### MATERIAL PROVIDED
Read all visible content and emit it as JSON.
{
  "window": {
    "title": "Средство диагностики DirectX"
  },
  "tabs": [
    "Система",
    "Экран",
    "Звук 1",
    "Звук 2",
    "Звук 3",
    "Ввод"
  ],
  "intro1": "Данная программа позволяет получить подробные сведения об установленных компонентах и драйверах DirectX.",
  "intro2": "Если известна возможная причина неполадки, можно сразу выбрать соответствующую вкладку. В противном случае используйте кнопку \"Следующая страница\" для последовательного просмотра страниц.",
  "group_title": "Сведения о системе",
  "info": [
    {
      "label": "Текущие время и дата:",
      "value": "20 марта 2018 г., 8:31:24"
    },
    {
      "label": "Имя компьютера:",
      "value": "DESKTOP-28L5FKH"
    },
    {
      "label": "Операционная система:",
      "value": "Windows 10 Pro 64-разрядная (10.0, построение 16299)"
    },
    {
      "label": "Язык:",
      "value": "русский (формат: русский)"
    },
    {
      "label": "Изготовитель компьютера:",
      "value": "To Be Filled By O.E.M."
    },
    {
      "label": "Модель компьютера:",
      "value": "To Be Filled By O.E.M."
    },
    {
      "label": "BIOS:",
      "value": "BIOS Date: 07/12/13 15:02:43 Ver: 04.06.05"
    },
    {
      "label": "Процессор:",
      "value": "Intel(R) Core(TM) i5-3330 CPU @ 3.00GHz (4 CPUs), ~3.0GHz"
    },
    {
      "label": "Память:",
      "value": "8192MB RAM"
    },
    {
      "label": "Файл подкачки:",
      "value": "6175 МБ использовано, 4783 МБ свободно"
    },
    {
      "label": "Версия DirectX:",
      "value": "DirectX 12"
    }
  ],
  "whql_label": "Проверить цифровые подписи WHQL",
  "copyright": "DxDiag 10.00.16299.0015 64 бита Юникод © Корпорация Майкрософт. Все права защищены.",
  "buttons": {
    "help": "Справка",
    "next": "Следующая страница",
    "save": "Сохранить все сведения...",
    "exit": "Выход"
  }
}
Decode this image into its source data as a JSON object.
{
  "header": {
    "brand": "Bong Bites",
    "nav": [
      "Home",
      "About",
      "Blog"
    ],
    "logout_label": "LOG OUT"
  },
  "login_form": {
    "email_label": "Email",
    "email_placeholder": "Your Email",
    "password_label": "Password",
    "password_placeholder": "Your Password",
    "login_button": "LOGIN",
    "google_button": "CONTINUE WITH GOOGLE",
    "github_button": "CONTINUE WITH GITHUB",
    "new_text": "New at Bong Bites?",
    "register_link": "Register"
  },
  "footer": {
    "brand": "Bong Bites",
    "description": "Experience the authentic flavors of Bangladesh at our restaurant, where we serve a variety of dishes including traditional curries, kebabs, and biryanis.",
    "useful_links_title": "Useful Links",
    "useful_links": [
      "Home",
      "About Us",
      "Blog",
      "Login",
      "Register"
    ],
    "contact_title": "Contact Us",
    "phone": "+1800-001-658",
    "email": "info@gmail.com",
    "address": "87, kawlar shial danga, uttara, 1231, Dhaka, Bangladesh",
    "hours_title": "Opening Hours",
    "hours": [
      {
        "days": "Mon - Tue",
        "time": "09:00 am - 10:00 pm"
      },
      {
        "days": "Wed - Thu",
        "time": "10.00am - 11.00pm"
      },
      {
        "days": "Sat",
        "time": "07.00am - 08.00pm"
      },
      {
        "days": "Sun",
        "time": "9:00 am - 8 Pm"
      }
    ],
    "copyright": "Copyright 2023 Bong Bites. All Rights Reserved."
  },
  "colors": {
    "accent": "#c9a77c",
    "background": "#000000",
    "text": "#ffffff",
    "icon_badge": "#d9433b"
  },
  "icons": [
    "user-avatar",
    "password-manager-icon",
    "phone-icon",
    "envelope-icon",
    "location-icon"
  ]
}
...
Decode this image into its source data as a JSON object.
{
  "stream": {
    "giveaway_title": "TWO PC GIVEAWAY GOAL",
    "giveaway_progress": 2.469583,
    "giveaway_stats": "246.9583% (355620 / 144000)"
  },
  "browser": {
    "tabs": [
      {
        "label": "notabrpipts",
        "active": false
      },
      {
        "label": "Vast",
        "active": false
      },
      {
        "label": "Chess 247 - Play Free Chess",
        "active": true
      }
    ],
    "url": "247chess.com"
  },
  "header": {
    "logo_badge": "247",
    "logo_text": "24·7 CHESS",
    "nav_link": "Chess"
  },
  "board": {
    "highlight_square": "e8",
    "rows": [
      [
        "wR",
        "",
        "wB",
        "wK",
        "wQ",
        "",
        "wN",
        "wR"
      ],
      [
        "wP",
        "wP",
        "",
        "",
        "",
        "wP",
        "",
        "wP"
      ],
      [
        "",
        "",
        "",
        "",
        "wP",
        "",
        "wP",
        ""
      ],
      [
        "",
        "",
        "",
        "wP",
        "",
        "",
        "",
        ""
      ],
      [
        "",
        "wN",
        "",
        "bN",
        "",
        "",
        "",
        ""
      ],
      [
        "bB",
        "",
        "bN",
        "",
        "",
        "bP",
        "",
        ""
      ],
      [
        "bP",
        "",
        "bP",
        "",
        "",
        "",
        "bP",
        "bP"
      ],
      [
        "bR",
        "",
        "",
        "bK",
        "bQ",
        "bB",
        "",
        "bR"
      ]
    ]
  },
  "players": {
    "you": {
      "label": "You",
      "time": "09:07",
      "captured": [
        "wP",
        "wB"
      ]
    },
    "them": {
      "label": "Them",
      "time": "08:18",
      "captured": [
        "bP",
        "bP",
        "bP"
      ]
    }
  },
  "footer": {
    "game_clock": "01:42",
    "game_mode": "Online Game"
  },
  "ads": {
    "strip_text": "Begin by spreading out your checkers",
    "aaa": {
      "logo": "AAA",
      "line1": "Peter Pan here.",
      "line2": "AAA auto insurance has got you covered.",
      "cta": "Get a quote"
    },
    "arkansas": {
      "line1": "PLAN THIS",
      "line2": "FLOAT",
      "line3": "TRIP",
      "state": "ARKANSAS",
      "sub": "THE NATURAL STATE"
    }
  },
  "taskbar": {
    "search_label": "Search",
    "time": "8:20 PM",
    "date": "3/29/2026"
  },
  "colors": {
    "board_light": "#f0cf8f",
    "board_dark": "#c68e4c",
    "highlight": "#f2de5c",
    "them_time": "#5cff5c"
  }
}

### WHAT THE EXERCISE ASKS
Isolate the lines above that contain the word "Bites" and copy them.

### ANSWER BELOW
    "brand": "Bong Bites",
    "new_text": "New at Bong Bites?",
    "brand": "Bong Bites",
    "copyright": "Copyright 2023 Bong Bites. All Rights Reserved."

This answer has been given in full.